## What needs to be done
Scan the records below. List lines holding "Properties".

►

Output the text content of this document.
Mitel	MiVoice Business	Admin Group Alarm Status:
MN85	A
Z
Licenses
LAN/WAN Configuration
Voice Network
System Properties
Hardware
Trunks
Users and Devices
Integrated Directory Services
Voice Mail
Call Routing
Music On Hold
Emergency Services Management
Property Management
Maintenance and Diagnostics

◄
►

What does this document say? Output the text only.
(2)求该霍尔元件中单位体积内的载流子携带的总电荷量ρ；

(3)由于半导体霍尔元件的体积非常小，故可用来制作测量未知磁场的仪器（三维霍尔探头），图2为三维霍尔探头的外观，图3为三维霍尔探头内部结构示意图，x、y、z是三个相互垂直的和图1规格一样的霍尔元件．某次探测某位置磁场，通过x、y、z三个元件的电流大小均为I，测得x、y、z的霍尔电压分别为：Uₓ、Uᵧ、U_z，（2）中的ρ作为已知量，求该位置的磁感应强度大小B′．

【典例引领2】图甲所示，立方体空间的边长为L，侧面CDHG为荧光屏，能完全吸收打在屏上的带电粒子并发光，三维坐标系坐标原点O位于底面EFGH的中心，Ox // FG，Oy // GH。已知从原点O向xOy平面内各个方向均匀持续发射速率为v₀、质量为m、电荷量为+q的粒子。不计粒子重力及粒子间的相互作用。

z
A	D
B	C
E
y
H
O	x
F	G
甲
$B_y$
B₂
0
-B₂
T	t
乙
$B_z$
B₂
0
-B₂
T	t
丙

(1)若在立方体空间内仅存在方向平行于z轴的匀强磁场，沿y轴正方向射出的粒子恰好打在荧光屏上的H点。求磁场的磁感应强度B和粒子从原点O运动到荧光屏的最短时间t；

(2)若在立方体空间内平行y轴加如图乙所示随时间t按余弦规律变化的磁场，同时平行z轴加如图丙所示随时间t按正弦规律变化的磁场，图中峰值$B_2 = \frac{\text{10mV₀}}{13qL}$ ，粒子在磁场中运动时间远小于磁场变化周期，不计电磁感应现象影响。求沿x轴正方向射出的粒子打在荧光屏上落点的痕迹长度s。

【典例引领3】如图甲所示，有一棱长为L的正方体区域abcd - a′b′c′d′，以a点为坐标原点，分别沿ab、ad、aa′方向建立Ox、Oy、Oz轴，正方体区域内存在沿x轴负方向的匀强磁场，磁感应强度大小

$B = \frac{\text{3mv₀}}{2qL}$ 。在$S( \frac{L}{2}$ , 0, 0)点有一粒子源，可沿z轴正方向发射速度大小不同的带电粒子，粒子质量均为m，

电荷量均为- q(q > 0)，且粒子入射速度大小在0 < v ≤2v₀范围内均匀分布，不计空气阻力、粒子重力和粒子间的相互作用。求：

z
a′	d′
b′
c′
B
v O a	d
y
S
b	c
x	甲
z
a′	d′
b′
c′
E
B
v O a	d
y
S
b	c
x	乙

◄
►

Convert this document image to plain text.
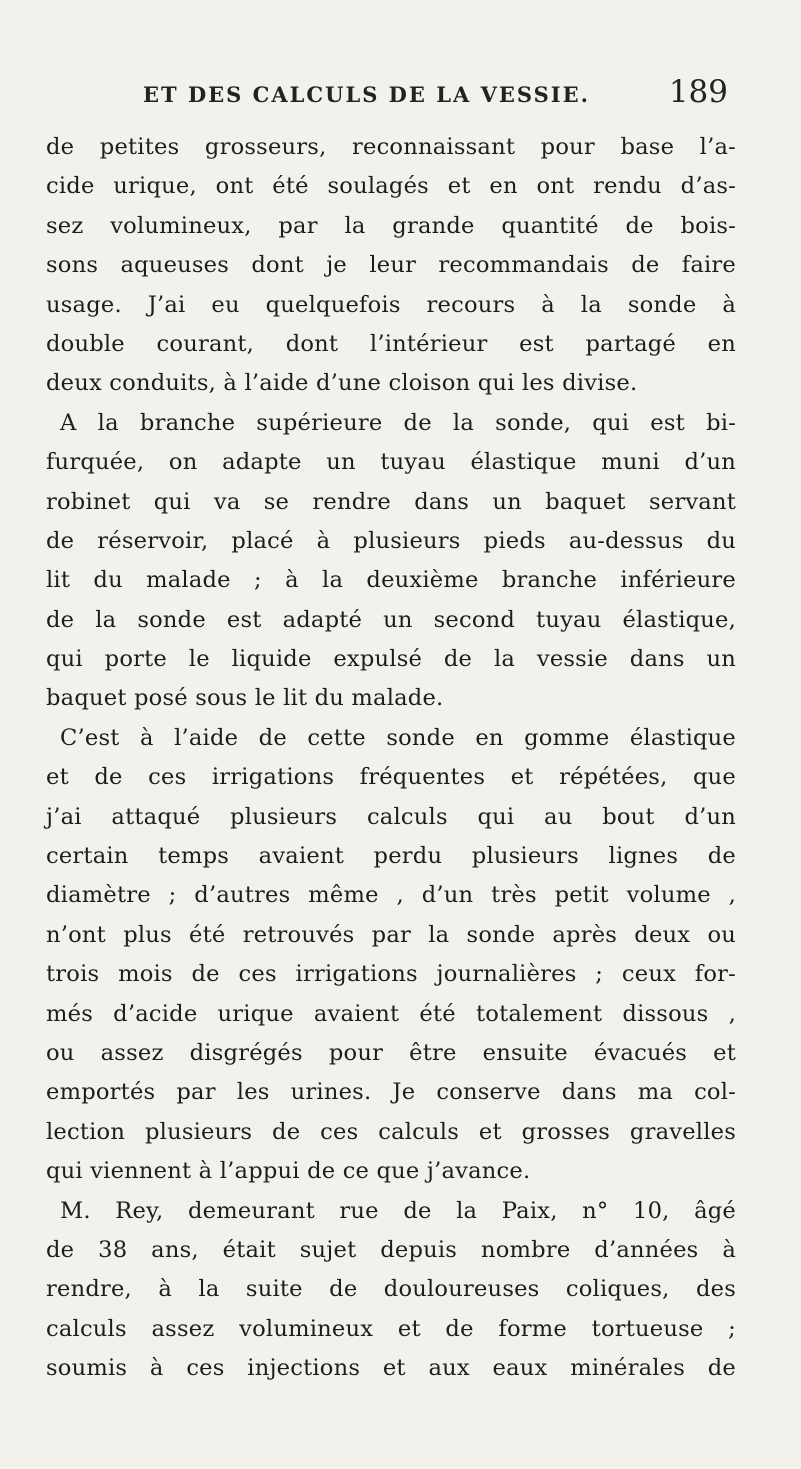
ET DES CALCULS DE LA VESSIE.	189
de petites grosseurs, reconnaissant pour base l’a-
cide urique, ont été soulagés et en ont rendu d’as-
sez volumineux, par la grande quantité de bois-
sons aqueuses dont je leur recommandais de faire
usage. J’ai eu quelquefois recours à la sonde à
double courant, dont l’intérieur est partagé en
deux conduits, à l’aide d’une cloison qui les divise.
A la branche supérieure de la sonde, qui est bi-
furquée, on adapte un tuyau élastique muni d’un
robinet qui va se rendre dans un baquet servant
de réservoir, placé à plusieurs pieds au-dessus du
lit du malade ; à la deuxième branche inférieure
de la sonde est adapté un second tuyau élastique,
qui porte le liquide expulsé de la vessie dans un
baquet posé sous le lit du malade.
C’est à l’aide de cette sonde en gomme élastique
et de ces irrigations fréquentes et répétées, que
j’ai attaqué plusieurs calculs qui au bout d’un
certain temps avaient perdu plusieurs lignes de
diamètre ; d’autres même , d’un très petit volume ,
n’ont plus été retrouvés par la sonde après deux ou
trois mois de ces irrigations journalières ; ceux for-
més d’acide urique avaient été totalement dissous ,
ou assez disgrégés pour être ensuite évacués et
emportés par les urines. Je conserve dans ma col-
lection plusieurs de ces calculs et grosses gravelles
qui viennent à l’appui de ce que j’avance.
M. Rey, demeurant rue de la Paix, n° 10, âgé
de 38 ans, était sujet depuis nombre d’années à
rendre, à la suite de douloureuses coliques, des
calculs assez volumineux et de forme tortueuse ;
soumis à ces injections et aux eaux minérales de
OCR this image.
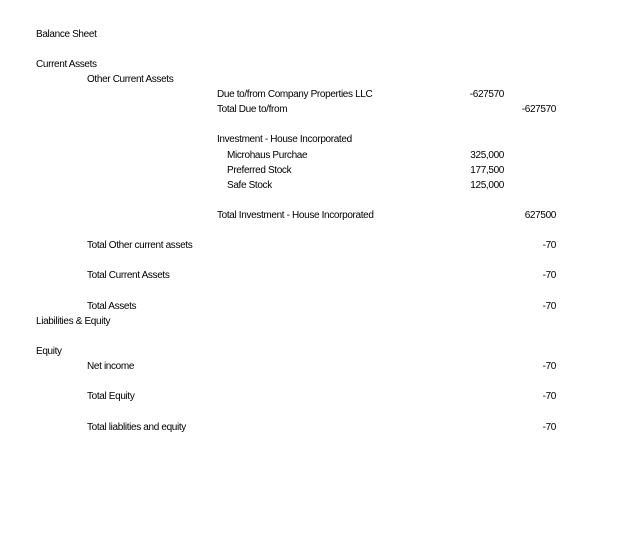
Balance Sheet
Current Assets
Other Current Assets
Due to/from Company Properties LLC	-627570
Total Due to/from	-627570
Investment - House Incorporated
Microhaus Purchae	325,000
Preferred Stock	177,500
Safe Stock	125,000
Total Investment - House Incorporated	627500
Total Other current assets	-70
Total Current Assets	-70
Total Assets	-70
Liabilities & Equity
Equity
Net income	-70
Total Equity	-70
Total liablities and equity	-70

◄

## Exercise answer
System Properties
Due to/from Company Properties LLC	-627570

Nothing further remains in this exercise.